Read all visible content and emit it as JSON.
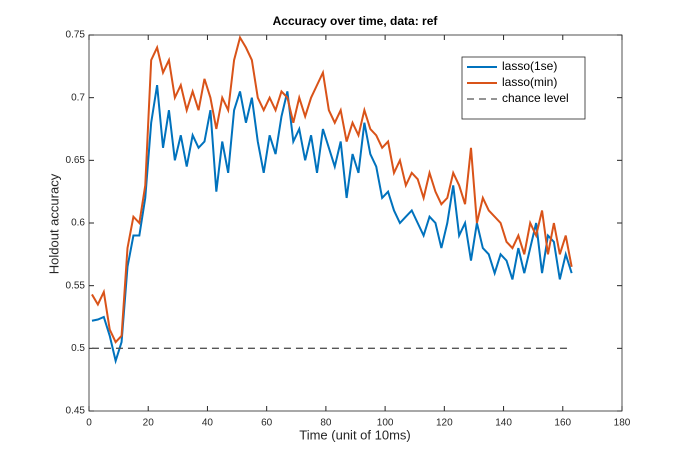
{
  "chart_data": {
    "type": "line",
    "title": "Accuracy over time, data: ref",
    "x_label": "Time (unit of 10ms)",
    "y_label": "Holdout accuracy",
    "xlim": [
      0,
      180
    ],
    "xticks": [
      0,
      20,
      40,
      60,
      80,
      100,
      120,
      140,
      160,
      180
    ],
    "ylim": [
      0.45,
      0.75
    ],
    "yticks": [
      0.45,
      0.5,
      0.55,
      0.6,
      0.65,
      0.7,
      0.75
    ],
    "legend": "upper-right",
    "x": [
      1,
      3,
      5,
      7,
      9,
      11,
      13,
      15,
      17,
      19,
      21,
      23,
      25,
      27,
      29,
      31,
      33,
      35,
      37,
      39,
      41,
      43,
      45,
      47,
      49,
      51,
      53,
      55,
      57,
      59,
      61,
      63,
      65,
      67,
      69,
      71,
      73,
      75,
      77,
      79,
      81,
      83,
      85,
      87,
      89,
      91,
      93,
      95,
      97,
      99,
      101,
      103,
      105,
      107,
      109,
      111,
      113,
      115,
      117,
      119,
      121,
      123,
      125,
      127,
      129,
      131,
      133,
      135,
      137,
      139,
      141,
      143,
      145,
      147,
      149,
      151,
      153,
      155,
      157,
      159,
      161,
      163
    ],
    "series": [
      {
        "name": "lasso(1se)",
        "color": "#0072bd",
        "values": [
          0.522,
          0.523,
          0.525,
          0.51,
          0.49,
          0.505,
          0.565,
          0.59,
          0.59,
          0.62,
          0.68,
          0.71,
          0.66,
          0.69,
          0.65,
          0.67,
          0.645,
          0.67,
          0.66,
          0.665,
          0.69,
          0.625,
          0.665,
          0.64,
          0.69,
          0.705,
          0.68,
          0.7,
          0.665,
          0.64,
          0.67,
          0.655,
          0.685,
          0.705,
          0.665,
          0.675,
          0.65,
          0.67,
          0.64,
          0.675,
          0.66,
          0.645,
          0.665,
          0.62,
          0.655,
          0.64,
          0.68,
          0.655,
          0.645,
          0.62,
          0.625,
          0.61,
          0.6,
          0.605,
          0.61,
          0.6,
          0.59,
          0.605,
          0.6,
          0.58,
          0.6,
          0.63,
          0.59,
          0.6,
          0.57,
          0.6,
          0.58,
          0.575,
          0.56,
          0.575,
          0.57,
          0.555,
          0.58,
          0.56,
          0.58,
          0.6,
          0.56,
          0.59,
          0.585,
          0.555,
          0.575,
          0.56
        ]
      },
      {
        "name": "lasso(min)",
        "color": "#d95319",
        "values": [
          0.543,
          0.535,
          0.545,
          0.515,
          0.505,
          0.51,
          0.58,
          0.605,
          0.6,
          0.63,
          0.73,
          0.74,
          0.72,
          0.73,
          0.7,
          0.71,
          0.69,
          0.705,
          0.69,
          0.715,
          0.7,
          0.675,
          0.7,
          0.69,
          0.73,
          0.748,
          0.74,
          0.73,
          0.7,
          0.69,
          0.7,
          0.69,
          0.705,
          0.7,
          0.68,
          0.7,
          0.685,
          0.7,
          0.71,
          0.72,
          0.69,
          0.68,
          0.69,
          0.665,
          0.68,
          0.67,
          0.69,
          0.675,
          0.67,
          0.66,
          0.665,
          0.64,
          0.65,
          0.63,
          0.64,
          0.635,
          0.62,
          0.64,
          0.625,
          0.615,
          0.62,
          0.64,
          0.63,
          0.615,
          0.66,
          0.6,
          0.62,
          0.61,
          0.605,
          0.6,
          0.585,
          0.58,
          0.59,
          0.575,
          0.6,
          0.59,
          0.61,
          0.575,
          0.6,
          0.575,
          0.59,
          0.565
        ]
      },
      {
        "name": "chance level",
        "color": "#555555",
        "dashed": true,
        "x": [
          1,
          163
        ],
        "values": [
          0.5,
          0.5
        ]
      }
    ]
  }
}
***
__Given exercise__
Transcribe each line above verbatim, with the pictures left out.

__Written response__
Read all visible content and emit it as JSON.
{
  "chart_data": {
    "type": "line",
    "title": "Accuracy over time, data: ref",
    "x_label": "Time (unit of 10ms)",
    "y_label": "Holdout accuracy",
    "xlim": [
      0,
      180
    ],
    "xticks": [
      0,
      20,
      40,
      60,
      80,
      100,
      120,
      140,
      160,
      180
    ],
    "ylim": [
      0.45,
      0.75
    ],
    "yticks": [
      0.45,
      0.5,
      0.55,
      0.6,
      0.65,
      0.7,
      0.75
    ],
    "legend": "upper-right",
    "x": [
      1,
      3,
      5,
      7,
      9,
      11,
      13,
      15,
      17,
      19,
      21,
      23,
      25,
      27,
      29,
      31,
      33,
      35,
      37,
      39,
      41,
      43,
      45,
      47,
      49,
      51,
      53,
      55,
      57,
      59,
      61,
      63,
      65,
      67,
      69,
      71,
      73,
      75,
      77,
      79,
      81,
      83,
      85,
      87,
      89,
      91,
      93,
      95,
      97,
      99,
      101,
      103,
      105,
      107,
      109,
      111,
      113,
      115,
      117,
      119,
      121,
      123,
      125,
      127,
      129,
      131,
      133,
      135,
      137,
      139,
      141,
      143,
      145,
      147,
      149,
      151,
      153,
      155,
      157,
      159,
      161,
      163
    ],
    "series": [
      {
        "name": "lasso(1se)",
        "color": "#0072bd",
        "values": [
          0.522,
          0.523,
          0.525,
          0.51,
          0.49,
          0.505,
          0.565,
          0.59,
          0.59,
          0.62,
          0.68,
          0.71,
          0.66,
          0.69,
          0.65,
          0.67,
          0.645,
          0.67,
          0.66,
          0.665,
          0.69,
          0.625,
          0.665,
          0.64,
          0.69,
          0.705,
          0.68,
          0.7,
          0.665,
          0.64,
          0.67,
          0.655,
          0.685,
          0.705,
          0.665,
          0.675,
          0.65,
          0.67,
          0.64,
          0.675,
          0.66,
          0.645,
          0.665,
          0.62,
          0.655,
          0.64,
          0.68,
          0.655,
          0.645,
          0.62,
          0.625,
          0.61,
          0.6,
          0.605,
          0.61,
          0.6,
          0.59,
          0.605,
          0.6,
          0.58,
          0.6,
          0.63,
          0.59,
          0.6,
          0.57,
          0.6,
          0.58,
          0.575,
          0.56,
          0.575,
          0.57,
          0.555,
          0.58,
          0.56,
          0.58,
          0.6,
          0.56,
          0.59,
          0.585,
          0.555,
          0.575,
          0.56
        ]
      },
      {
        "name": "lasso(min)",
        "color": "#d95319",
        "values": [
          0.543,
          0.535,
          0.545,
          0.515,
          0.505,
          0.51,
          0.58,
          0.605,
          0.6,
          0.63,
          0.73,
          0.74,
          0.72,
          0.73,
          0.7,
          0.71,
          0.69,
          0.705,
          0.69,
          0.715,
          0.7,
          0.675,
          0.7,
          0.69,
          0.73,
          0.748,
          0.74,
          0.73,
          0.7,
          0.69,
          0.7,
          0.69,
          0.705,
          0.7,
          0.68,
          0.7,
          0.685,
          0.7,
          0.71,
          0.72,
          0.69,
          0.68,
          0.69,
          0.665,
          0.68,
          0.67,
          0.69,
          0.675,
          0.67,
          0.66,
          0.665,
          0.64,
          0.65,
          0.63,
          0.64,
          0.635,
          0.62,
          0.64,
          0.625,
          0.615,
          0.62,
          0.64,
          0.63,
          0.615,
          0.66,
          0.6,
          0.62,
          0.61,
          0.605,
          0.6,
          0.585,
          0.58,
          0.59,
          0.575,
          0.6,
          0.59,
          0.61,
          0.575,
          0.6,
          0.575,
          0.59,
          0.565
        ]
      },
      {
        "name": "chance level",
        "color": "#555555",
        "dashed": true,
        "x": [
          1,
          163
        ],
        "values": [
          0.5,
          0.5
        ]
      }
    ]
  }
}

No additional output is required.